(Exercise task): Leave out the images; return the rest of the data exactly.

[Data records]
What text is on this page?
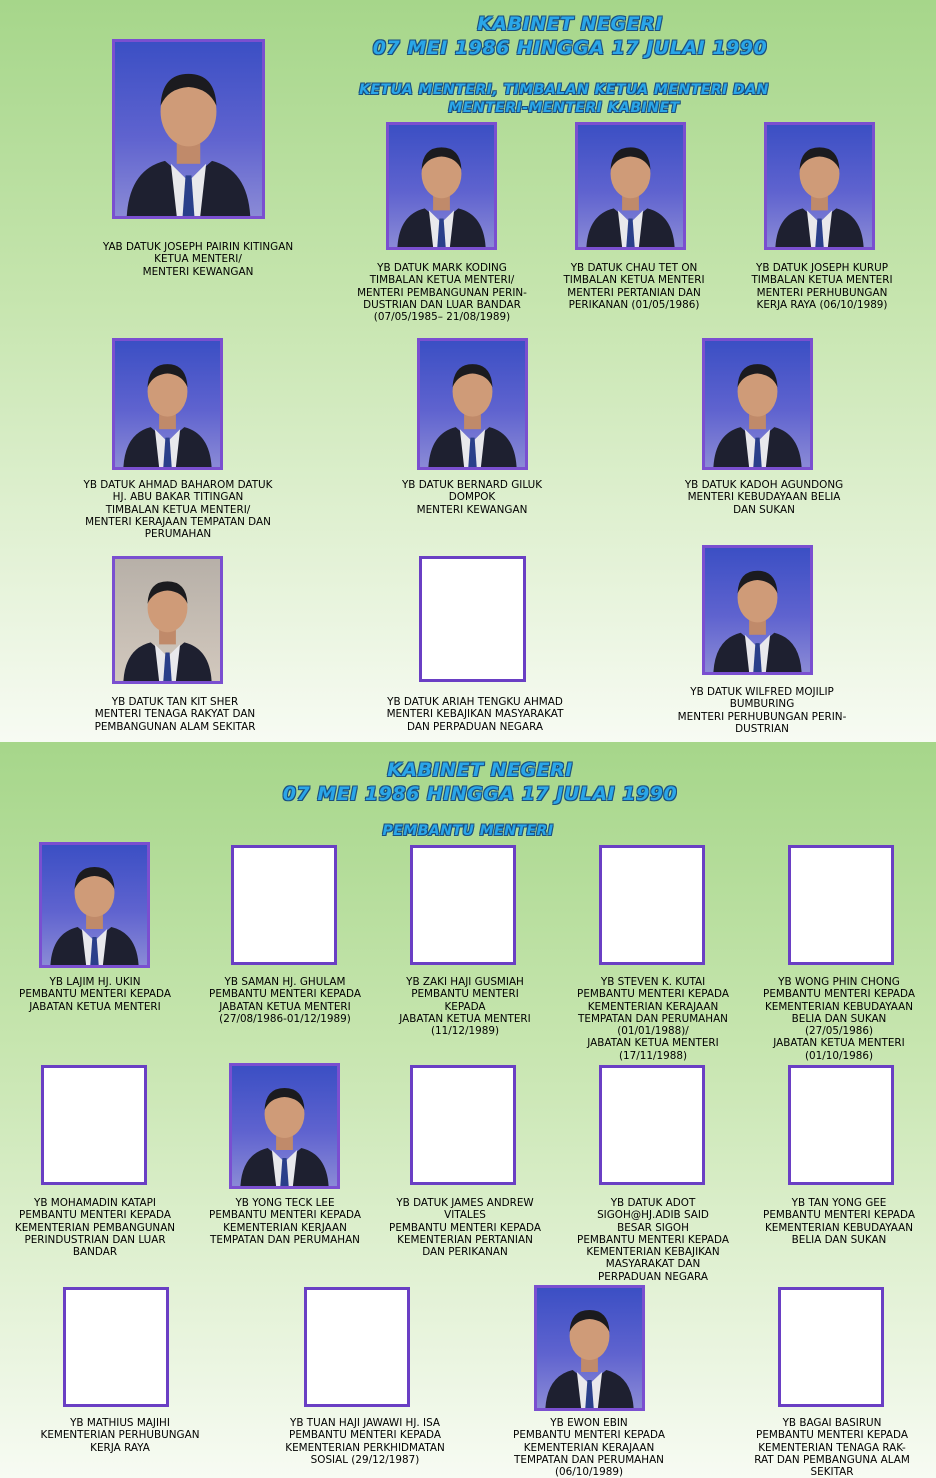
KABINET NEGERI
07 MEI 1986 HINGGA 17 JULAI 1990
KETUA MENTERI, TIMBALAN KETUA MENTERI DAN
MENTERI-MENTERI KABINET
YAB DATUK JOSEPH PAIRIN KITINGAN
KETUA MENTERI/
MENTERI KEWANGAN	YB DATUK MARK KODING
TIMBALAN KETUA MENTERI/
MENTERI PEMBANGUNAN PERIN-
DUSTRIAN DAN LUAR BANDAR
(07/05/1985– 21/08/1989)
YB DATUK CHAU TET ON
TIMBALAN KETUA MENTERI
MENTERI PERTANIAN DAN
PERIKANAN (01/05/1986)
YB DATUK JOSEPH KURUP
TIMBALAN KETUA MENTERI
MENTERI PERHUBUNGAN
KERJA RAYA (06/10/1989)
YB DATUK AHMAD BAHAROM DATUK
HJ. ABU BAKAR TITINGAN
TIMBALAN KETUA MENTERI/
MENTERI KERAJAAN TEMPATAN DAN
PERUMAHAN
YB DATUK BERNARD GILUK
DOMPOK
MENTERI KEWANGAN
YB DATUK KADOH AGUNDONG
MENTERI KEBUDAYAAN BELIA
DAN SUKAN
YB DATUK TAN KIT SHER
MENTERI TENAGA RAKYAT DAN
PEMBANGUNAN ALAM SEKITAR
YB DATUK ARIAH TENGKU AHMAD
MENTERI KEBAJIKAN MASYARAKAT
DAN PERPADUAN NEGARA
YB DATUK WILFRED MOJILIP
BUMBURING
MENTERI PERHUBUNGAN PERIN-
DUSTRIAN
KABINET NEGERI
07 MEI 1986 HINGGA 17 JULAI 1990
PEMBANTU MENTERI
YB LAJIM HJ. UKIN
PEMBANTU MENTERI KEPADA
JABATAN KETUA MENTERI
YB SAMAN HJ. GHULAM
PEMBANTU MENTERI KEPADA
JABATAN KETUA MENTERI
(27/08/1986-01/12/1989)
YB ZAKI HAJI GUSMIAH
PEMBANTU MENTERI
KEPADA
JABATAN KETUA MENTERI
(11/12/1989)
YB STEVEN K. KUTAI
PEMBANTU MENTERI KEPADA
KEMENTERIAN KERAJAAN
TEMPATAN DAN PERUMAHAN
(01/01/1988)/
JABATAN KETUA MENTERI
(17/11/1988)
YB WONG PHIN CHONG
PEMBANTU MENTERI KEPADA
KEMENTERIAN KEBUDAYAAN
BELIA DAN SUKAN
(27/05/1986)
JABATAN KETUA MENTERI
(01/10/1986)
YB MOHAMADIN KATAPI
PEMBANTU MENTERI KEPADA
KEMENTERIAN PEMBANGUNAN
PERINDUSTRIAN DAN LUAR
BANDAR
YB YONG TECK LEE
PEMBANTU MENTERI KEPADA
KEMENTERIAN KERJAAN
TEMPATAN DAN PERUMAHAN
YB DATUK JAMES ANDREW
VITALES
PEMBANTU MENTERI KEPADA
KEMENTERIAN PERTANIAN
DAN PERIKANAN
YB DATUK ADOT
SIGOH@HJ.ADIB SAID
BESAR SIGOH
PEMBANTU MENTERI KEPADA
KEMENTERIAN KEBAJIKAN
MASYARAKAT DAN
PERPADUAN NEGARA
YB TAN YONG GEE
PEMBANTU MENTERI KEPADA
KEMENTERIAN KEBUDAYAAN
BELIA DAN SUKAN
YB MATHIUS MAJIHI
KEMENTERIAN PERHUBUNGAN
KERJA RAYA
YB TUAN HAJI JAWAWI HJ. ISA
PEMBANTU MENTERI KEPADA
KEMENTERIAN PERKHIDMATAN
SOSIAL (29/12/1987)
YB EWON EBIN
PEMBANTU MENTERI KEPADA
KEMENTERIAN KERAJAAN
TEMPATAN DAN PERUMAHAN
(06/10/1989)
YB BAGAI BASIRUN
PEMBANTU MENTERI KEPADA
KEMENTERIAN TENAGA RAK-
RAT DAN PEMBANGUNA ALAM
SEKITAR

(Exercise result):
What text is on this page?
KABINET NEGERI
07 MEI 1986 HINGGA 17 JULAI 1990
KETUA MENTERI, TIMBALAN KETUA MENTERI DAN
MENTERI-MENTERI KABINET
YAB DATUK JOSEPH PAIRIN KITINGAN
KETUA MENTERI/
MENTERI KEWANGAN	YB DATUK MARK KODING
TIMBALAN KETUA MENTERI/
MENTERI PEMBANGUNAN PERIN-
DUSTRIAN DAN LUAR BANDAR
(07/05/1985– 21/08/1989)
YB DATUK CHAU TET ON
TIMBALAN KETUA MENTERI
MENTERI PERTANIAN DAN
PERIKANAN (01/05/1986)
YB DATUK JOSEPH KURUP
TIMBALAN KETUA MENTERI
MENTERI PERHUBUNGAN
KERJA RAYA (06/10/1989)
YB DATUK AHMAD BAHAROM DATUK
HJ. ABU BAKAR TITINGAN
TIMBALAN KETUA MENTERI/
MENTERI KERAJAAN TEMPATAN DAN
PERUMAHAN
YB DATUK BERNARD GILUK
DOMPOK
MENTERI KEWANGAN
YB DATUK KADOH AGUNDONG
MENTERI KEBUDAYAAN BELIA
DAN SUKAN
YB DATUK TAN KIT SHER
MENTERI TENAGA RAKYAT DAN
PEMBANGUNAN ALAM SEKITAR
YB DATUK ARIAH TENGKU AHMAD
MENTERI KEBAJIKAN MASYARAKAT
DAN PERPADUAN NEGARA
YB DATUK WILFRED MOJILIP
BUMBURING
MENTERI PERHUBUNGAN PERIN-
DUSTRIAN
KABINET NEGERI
07 MEI 1986 HINGGA 17 JULAI 1990
PEMBANTU MENTERI
YB LAJIM HJ. UKIN
PEMBANTU MENTERI KEPADA
JABATAN KETUA MENTERI
YB SAMAN HJ. GHULAM
PEMBANTU MENTERI KEPADA
JABATAN KETUA MENTERI
(27/08/1986-01/12/1989)
YB ZAKI HAJI GUSMIAH
PEMBANTU MENTERI
KEPADA
JABATAN KETUA MENTERI
(11/12/1989)
YB STEVEN K. KUTAI
PEMBANTU MENTERI KEPADA
KEMENTERIAN KERAJAAN
TEMPATAN DAN PERUMAHAN
(01/01/1988)/
JABATAN KETUA MENTERI
(17/11/1988)
YB WONG PHIN CHONG
PEMBANTU MENTERI KEPADA
KEMENTERIAN KEBUDAYAAN
BELIA DAN SUKAN
(27/05/1986)
JABATAN KETUA MENTERI
(01/10/1986)
YB MOHAMADIN KATAPI
PEMBANTU MENTERI KEPADA
KEMENTERIAN PEMBANGUNAN
PERINDUSTRIAN DAN LUAR
BANDAR
YB YONG TECK LEE
PEMBANTU MENTERI KEPADA
KEMENTERIAN KERJAAN
TEMPATAN DAN PERUMAHAN
YB DATUK JAMES ANDREW
VITALES
PEMBANTU MENTERI KEPADA
KEMENTERIAN PERTANIAN
DAN PERIKANAN
YB DATUK ADOT
SIGOH@HJ.ADIB SAID
BESAR SIGOH
PEMBANTU MENTERI KEPADA
KEMENTERIAN KEBAJIKAN
MASYARAKAT DAN
PERPADUAN NEGARA
YB TAN YONG GEE
PEMBANTU MENTERI KEPADA
KEMENTERIAN KEBUDAYAAN
BELIA DAN SUKAN
YB MATHIUS MAJIHI
KEMENTERIAN PERHUBUNGAN
KERJA RAYA
YB TUAN HAJI JAWAWI HJ. ISA
PEMBANTU MENTERI KEPADA
KEMENTERIAN PERKHIDMATAN
SOSIAL (29/12/1987)
YB EWON EBIN
PEMBANTU MENTERI KEPADA
KEMENTERIAN KERAJAAN
TEMPATAN DAN PERUMAHAN
(06/10/1989)
YB BAGAI BASIRUN
PEMBANTU MENTERI KEPADA
KEMENTERIAN TENAGA RAK-
RAT DAN PEMBANGUNA ALAM
SEKITAR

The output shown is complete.